**Document passage**.

========

Why Executives Can't Afford to Ignore Social Media

I recently spoke to a room of local Saint Louis area executives and business owners at a luncheon for the United Way of Saint Louis' de Tocqueville Society members. Membership in the Tocqueville Society is granted to individuals who contribute at least $10,000.00 annually to a member United Way. 

The topic was "Social Media for Executives," and based on my research, I decided to use an analogy to help these business leaders understand why now is the time - they cannot afford to ignore social media. I also added some figures showing that social media engagement in business can help drive results to the bottom line, and some tips for getting started. Below is an outline I produced for my presentation.

"The world has changed, and consumers, employees, and stakeholders now expect to engage with companies and their brands through social media," says Matteo Tonello, managing director of corporate leadership at The Conference Board. 

My goal today is to help you understand:

  1. Why your organization should be putting effort into social media, 
  2. Or...Why you as a person, as a professional, might want to take a step further into social media, beyond what you do today. 

Let’s start by taking a new look at something you’ve always done.

You are walking into a professional event. It's a Thursday evening, and you are by yourself as you get out of your car and check in at the registration table.

It could be a large charity ball, a banquet, an awards ceremony, or a meeting of the minds - a local networking group you enjoy.

Your mindset is focused on mingling -- for the next hour or two, you know you are about to intentionally allow the line between personal and professional to blur so that you can establish a rapport with the folks you're about to meet or re-acquaint yourself with.

You enter the room, and you notice a lot of small groups of 2 and 3 and 4 people each. There is a lot of lively conversation, some laughs burst out here and there, and a lot of hand-shaking.

You recognize a few faces, and you begin to look around the room to see who else you may know. You notice one or two folks you immediately want to avoid, for one very good reason or another...

And you certainly notice a few folks who are always fun to talk to: 
  • The guy who always has a new and interesting story to tell you 
  • The guy with the really funny stories you just can't get enough of
  • The woman who is always coming up with new and creative ideas, just a vibrant personality, she inspires you and always tells you things about your own industry that you didn't even know. She's on the cutting edge of things.
  • The co-worker who feels familiar, but you just can't get enough time with him in the office and you need to see how his team is doing on the latest project.
  • That woman who just took the CEO job at a local competitor, and you've been dying to introduce yourself - you see a few more powerful business leaders who are always making the news, and the ones you truly appreciate spending time talking to. 

This is just like the user base of any social media site.

Just like you have to walk into that room and make some decisions about where to cut your path.... you've got to cut through the noise and make the connections that count.

You'll be polite to everyone, but you also have to make the best use of your time at this event, because time is a precious commodity - especially for you.

========

**Extracted data**.
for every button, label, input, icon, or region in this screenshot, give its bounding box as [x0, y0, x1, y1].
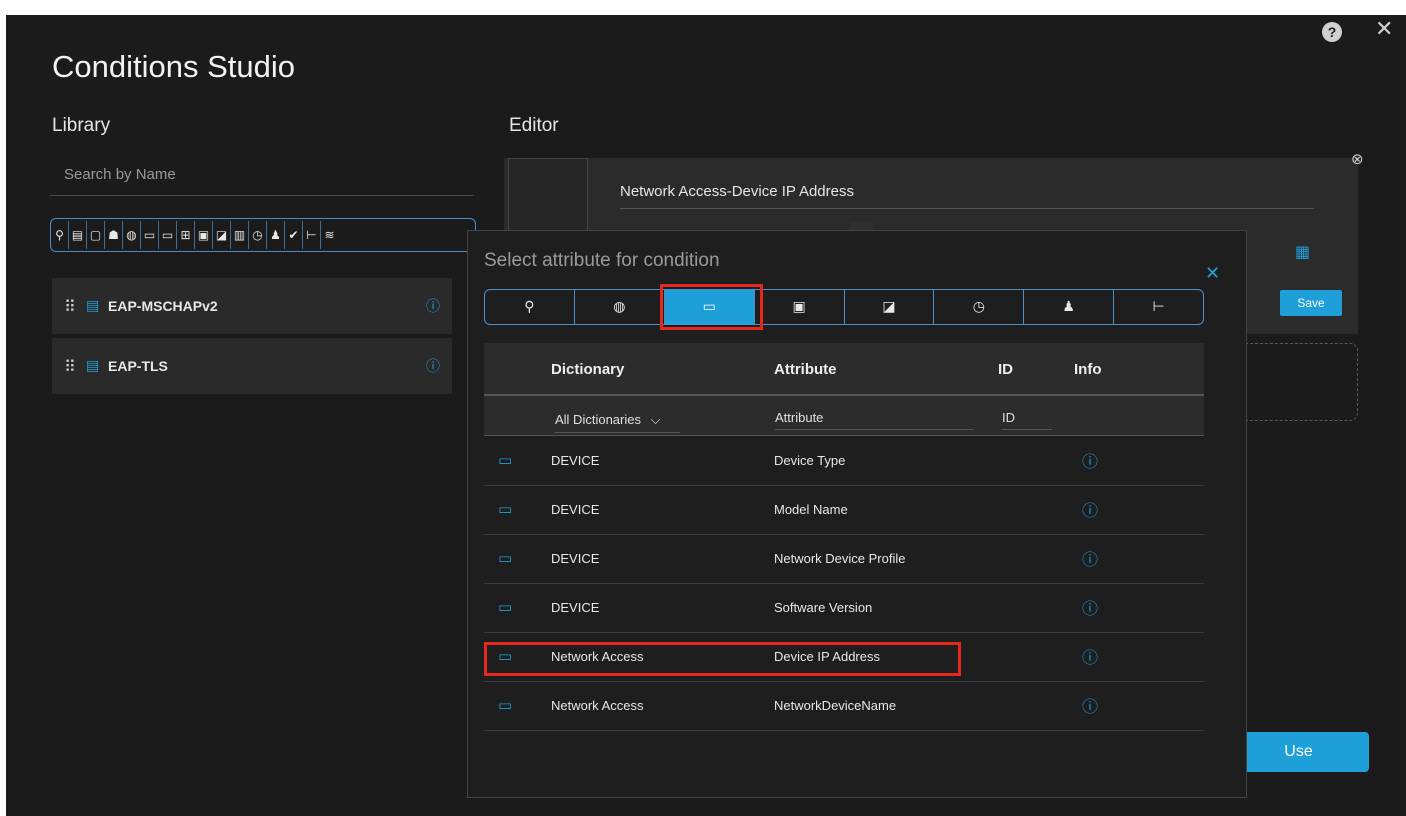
- library-filter-bar: ⚲ ▤ ▢ ☗ ◍ ▭ ▭ ⊞ ▣ ◪ ▥ ◷ ♟ ✔ ⊢ ≋: [50, 218, 476, 252]
- use-button[interactable]: Use: [1228, 732, 1369, 772]
- id-filter-input[interactable]: ID: [1002, 410, 1052, 430]
- tree-icon[interactable]: ⊢: [303, 221, 321, 249]
- edit-icon[interactable]: ◪: [213, 221, 231, 249]
- device-icon: ▭: [498, 451, 513, 469]
- column-header-dictionary[interactable]: Dictionary: [551, 361, 624, 378]
- user-icon[interactable]: ♟: [267, 221, 285, 249]
- help-icon[interactable]: ?: [1322, 22, 1342, 42]
- dialog-close-icon[interactable]: ✕: [1205, 263, 1220, 284]
- device-icon: ▭: [498, 696, 513, 714]
- column-header-id[interactable]: ID: [998, 361, 1013, 378]
- table-row[interactable]: ▭ DEVICE Model Name ⓘ: [484, 485, 1204, 535]
- globe-icon[interactable]: ◍: [123, 221, 141, 249]
- device-icon: ▭: [498, 500, 513, 518]
- attribute-filter-input[interactable]: Attribute: [775, 410, 973, 430]
- drop-zone[interactable]: [1245, 343, 1358, 421]
- device-icon: ▭: [498, 598, 513, 616]
- document-icon: ▤: [86, 358, 100, 374]
- save-button[interactable]: Save: [1280, 290, 1342, 316]
- building-icon[interactable]: ▥: [231, 221, 249, 249]
- square-icon[interactable]: ▢: [87, 221, 105, 249]
- document-icon: ▤: [86, 298, 100, 314]
- device-icon: ▭: [498, 549, 513, 567]
- library-item-label: EAP-TLS: [108, 358, 168, 374]
- info-icon[interactable]: ⓘ: [426, 356, 440, 376]
- library-item-eap-tls[interactable]: ⠿ ▤ EAP-TLS ⓘ: [52, 338, 452, 394]
- row-attribute: Model Name: [774, 502, 848, 517]
- info-icon[interactable]: ⓘ: [1082, 644, 1098, 668]
- attribute-category-tabs: ⚲ ◍ ▭ ▣ ◪ ◷ ♟ ⊢: [484, 289, 1204, 325]
- check-icon[interactable]: ✔: [285, 221, 303, 249]
- library-heading: Library: [52, 115, 111, 136]
- dictionary-filter-value: All Dictionaries: [555, 412, 641, 427]
- card-icon[interactable]: ▣: [195, 221, 213, 249]
- monitor-alt-icon[interactable]: ▭: [159, 221, 177, 249]
- info-icon[interactable]: ⓘ: [426, 296, 440, 316]
- info-icon[interactable]: ⓘ: [1082, 497, 1098, 521]
- tab-user-icon[interactable]: ♟: [1024, 290, 1115, 324]
- table-row[interactable]: ▭ DEVICE Software Version ⓘ: [484, 583, 1204, 633]
- table-row[interactable]: ▭ Network Access NetworkDeviceName ⓘ: [484, 681, 1204, 731]
- drag-handle-icon[interactable]: ⠿: [64, 357, 86, 376]
- monitor-icon[interactable]: ▭: [141, 221, 159, 249]
- library-search-input[interactable]: Search by Name: [50, 158, 474, 196]
- editor-close-icon[interactable]: ⊗: [1351, 150, 1364, 168]
- network-icon[interactable]: ⊞: [177, 221, 195, 249]
- tab-edit-icon[interactable]: ◪: [845, 290, 935, 324]
- editor-condition-block: [508, 158, 588, 238]
- dictionary-filter-select[interactable]: All Dictionaries ⌵: [555, 412, 680, 433]
- info-icon[interactable]: ⓘ: [1082, 546, 1098, 570]
- row-attribute: Software Version: [774, 600, 873, 615]
- info-icon[interactable]: ⓘ: [1082, 595, 1098, 619]
- location-icon[interactable]: ⚲: [51, 221, 69, 249]
- row-dictionary: DEVICE: [551, 551, 600, 566]
- tab-clock-icon[interactable]: ◷: [934, 290, 1025, 324]
- drag-handle-icon[interactable]: ⠿: [64, 297, 86, 316]
- editor-attribute-field[interactable]: Network Access-Device IP Address: [620, 175, 1314, 209]
- row-attribute: Device Type: [774, 453, 846, 468]
- table-row[interactable]: ▭ DEVICE Network Device Profile ⓘ: [484, 534, 1204, 584]
- header-divider: [484, 394, 1204, 396]
- wifi-icon[interactable]: ≋: [321, 221, 338, 249]
- highlight-selected-row: [484, 642, 961, 676]
- row-attribute: Network Device Profile: [774, 551, 906, 566]
- row-dictionary: Network Access: [551, 698, 644, 713]
- info-icon[interactable]: ⓘ: [1082, 693, 1098, 717]
- tag-icon[interactable]: ▤: [69, 221, 87, 249]
- library-item-label: EAP-MSCHAPv2: [108, 298, 218, 314]
- tab-globe-icon[interactable]: ◍: [575, 290, 665, 324]
- highlight-device-tab: [660, 284, 763, 330]
- clock-icon[interactable]: ◷: [249, 221, 267, 249]
- close-icon[interactable]: ✕: [1375, 16, 1393, 42]
- tab-tree-icon[interactable]: ⊢: [1114, 290, 1203, 324]
- page-title: Conditions Studio: [52, 49, 295, 84]
- row-dictionary: DEVICE: [551, 502, 600, 517]
- column-header-info: Info: [1074, 361, 1102, 378]
- tab-location-icon[interactable]: ⚲: [485, 290, 575, 324]
- library-item-eap-mschapv2[interactable]: ⠿ ▤ EAP-MSCHAPv2 ⓘ: [52, 278, 452, 334]
- row-attribute: NetworkDeviceName: [774, 698, 897, 713]
- dialog-title: Select attribute for condition: [484, 250, 720, 271]
- row-dictionary: DEVICE: [551, 453, 600, 468]
- chevron-down-icon: ⌵: [650, 413, 661, 428]
- group-icon[interactable]: ☗: [105, 221, 123, 249]
- tab-card-icon[interactable]: ▣: [755, 290, 845, 324]
- table-row[interactable]: ▭ DEVICE Device Type ⓘ: [484, 436, 1204, 486]
- grid-icon[interactable]: ▦: [1295, 242, 1310, 261]
- row-dictionary: DEVICE: [551, 600, 600, 615]
- editor-heading: Editor: [509, 115, 559, 136]
- column-header-attribute[interactable]: Attribute: [774, 361, 837, 378]
- info-icon[interactable]: ⓘ: [1082, 448, 1098, 472]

========

**What this exercise asks**.
1 - From the social media text, write out the part starting at "Just like you" and ending at "connections that count.", swapping "noise" for "chatter".
2 - According to the social media text, how much must an individual contribute annually to be granted membership in the Tocqueville Society?

**Solutions**.
1 -
Just like you have to walk into that room and make some decisions about where to cut your path.... you've got to cut through the chatter and make the connections that count.

2 - At least $10,000.00 a year to a member United Way.